┌─ Exercise input

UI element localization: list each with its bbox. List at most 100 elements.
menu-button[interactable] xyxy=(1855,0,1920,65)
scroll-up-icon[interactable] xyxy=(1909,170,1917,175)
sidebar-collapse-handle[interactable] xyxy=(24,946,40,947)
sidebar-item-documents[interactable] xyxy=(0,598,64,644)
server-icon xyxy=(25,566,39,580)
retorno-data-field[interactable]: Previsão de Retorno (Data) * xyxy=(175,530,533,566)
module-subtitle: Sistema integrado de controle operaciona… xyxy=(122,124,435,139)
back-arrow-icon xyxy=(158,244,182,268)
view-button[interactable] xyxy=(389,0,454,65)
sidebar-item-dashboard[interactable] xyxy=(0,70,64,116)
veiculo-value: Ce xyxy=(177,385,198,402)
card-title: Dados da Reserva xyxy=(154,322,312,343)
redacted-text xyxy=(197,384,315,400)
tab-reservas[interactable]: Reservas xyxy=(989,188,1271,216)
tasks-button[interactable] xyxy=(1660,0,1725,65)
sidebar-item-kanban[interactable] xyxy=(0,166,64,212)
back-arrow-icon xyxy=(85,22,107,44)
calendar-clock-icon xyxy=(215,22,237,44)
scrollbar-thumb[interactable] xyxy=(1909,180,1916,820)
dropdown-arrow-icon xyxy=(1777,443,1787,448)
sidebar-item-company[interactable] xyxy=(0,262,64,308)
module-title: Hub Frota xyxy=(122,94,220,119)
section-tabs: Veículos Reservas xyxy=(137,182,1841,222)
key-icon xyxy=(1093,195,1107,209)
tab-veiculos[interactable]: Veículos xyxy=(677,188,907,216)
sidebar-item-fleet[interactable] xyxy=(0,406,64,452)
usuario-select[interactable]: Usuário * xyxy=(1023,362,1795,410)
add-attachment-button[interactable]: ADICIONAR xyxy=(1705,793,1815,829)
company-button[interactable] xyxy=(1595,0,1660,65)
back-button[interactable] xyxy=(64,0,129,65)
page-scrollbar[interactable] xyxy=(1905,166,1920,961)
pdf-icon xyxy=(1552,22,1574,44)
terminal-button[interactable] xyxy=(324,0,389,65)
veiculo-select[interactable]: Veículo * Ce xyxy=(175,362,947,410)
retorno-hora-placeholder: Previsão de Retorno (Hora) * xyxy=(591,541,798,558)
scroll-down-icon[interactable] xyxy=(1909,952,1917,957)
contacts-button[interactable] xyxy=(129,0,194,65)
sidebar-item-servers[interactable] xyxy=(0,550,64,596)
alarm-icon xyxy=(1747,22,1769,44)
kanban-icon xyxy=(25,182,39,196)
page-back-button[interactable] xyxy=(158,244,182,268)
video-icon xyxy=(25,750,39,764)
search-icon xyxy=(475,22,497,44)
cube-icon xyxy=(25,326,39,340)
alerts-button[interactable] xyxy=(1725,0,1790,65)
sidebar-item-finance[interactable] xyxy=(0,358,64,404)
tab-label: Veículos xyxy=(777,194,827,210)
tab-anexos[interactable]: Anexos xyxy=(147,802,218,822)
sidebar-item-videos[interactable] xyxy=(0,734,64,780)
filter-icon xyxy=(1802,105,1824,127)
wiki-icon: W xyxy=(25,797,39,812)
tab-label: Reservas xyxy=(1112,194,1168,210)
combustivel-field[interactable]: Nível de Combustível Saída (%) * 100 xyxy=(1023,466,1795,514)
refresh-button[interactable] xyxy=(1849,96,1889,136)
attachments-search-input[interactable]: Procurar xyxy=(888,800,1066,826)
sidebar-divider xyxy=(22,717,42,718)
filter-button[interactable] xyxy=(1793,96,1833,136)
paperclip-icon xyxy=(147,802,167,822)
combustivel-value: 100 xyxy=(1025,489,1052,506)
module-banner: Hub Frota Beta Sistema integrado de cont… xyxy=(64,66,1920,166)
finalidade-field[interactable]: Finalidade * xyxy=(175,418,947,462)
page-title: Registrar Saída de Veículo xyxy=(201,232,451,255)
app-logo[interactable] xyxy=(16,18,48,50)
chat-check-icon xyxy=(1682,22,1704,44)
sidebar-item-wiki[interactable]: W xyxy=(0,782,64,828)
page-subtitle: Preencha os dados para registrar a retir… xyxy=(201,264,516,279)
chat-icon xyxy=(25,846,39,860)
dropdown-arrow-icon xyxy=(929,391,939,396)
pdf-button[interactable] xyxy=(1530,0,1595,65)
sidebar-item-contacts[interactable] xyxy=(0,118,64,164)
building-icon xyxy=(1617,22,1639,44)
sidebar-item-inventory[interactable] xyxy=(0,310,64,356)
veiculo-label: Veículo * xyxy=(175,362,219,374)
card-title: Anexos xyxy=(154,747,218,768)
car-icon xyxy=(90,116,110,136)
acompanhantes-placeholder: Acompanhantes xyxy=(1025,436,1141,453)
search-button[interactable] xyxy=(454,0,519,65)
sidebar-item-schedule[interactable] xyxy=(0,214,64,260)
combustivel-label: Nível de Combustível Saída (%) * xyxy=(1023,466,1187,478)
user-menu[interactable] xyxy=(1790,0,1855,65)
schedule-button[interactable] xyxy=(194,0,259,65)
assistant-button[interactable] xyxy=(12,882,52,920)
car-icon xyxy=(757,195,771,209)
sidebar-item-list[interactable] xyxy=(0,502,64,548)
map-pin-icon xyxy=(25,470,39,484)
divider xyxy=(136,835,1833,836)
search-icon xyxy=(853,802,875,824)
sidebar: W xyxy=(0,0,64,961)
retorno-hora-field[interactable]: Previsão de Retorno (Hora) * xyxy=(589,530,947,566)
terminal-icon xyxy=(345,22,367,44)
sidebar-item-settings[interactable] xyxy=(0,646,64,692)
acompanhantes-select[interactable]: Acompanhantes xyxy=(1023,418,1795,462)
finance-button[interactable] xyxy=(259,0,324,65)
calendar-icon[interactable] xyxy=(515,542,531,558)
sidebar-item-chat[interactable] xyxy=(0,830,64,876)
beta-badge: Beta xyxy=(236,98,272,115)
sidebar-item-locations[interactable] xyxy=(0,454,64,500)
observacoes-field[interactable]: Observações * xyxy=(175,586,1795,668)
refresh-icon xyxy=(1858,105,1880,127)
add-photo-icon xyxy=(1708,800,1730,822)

└─

• _What to produce_: Please filter the records above, keeping only the lines that contain the word "finance". Case counts.

• _Output for this task_:
sidebar-item-finance[interactable] xyxy=(0,358,64,404)
finance-button[interactable] xyxy=(259,0,324,65)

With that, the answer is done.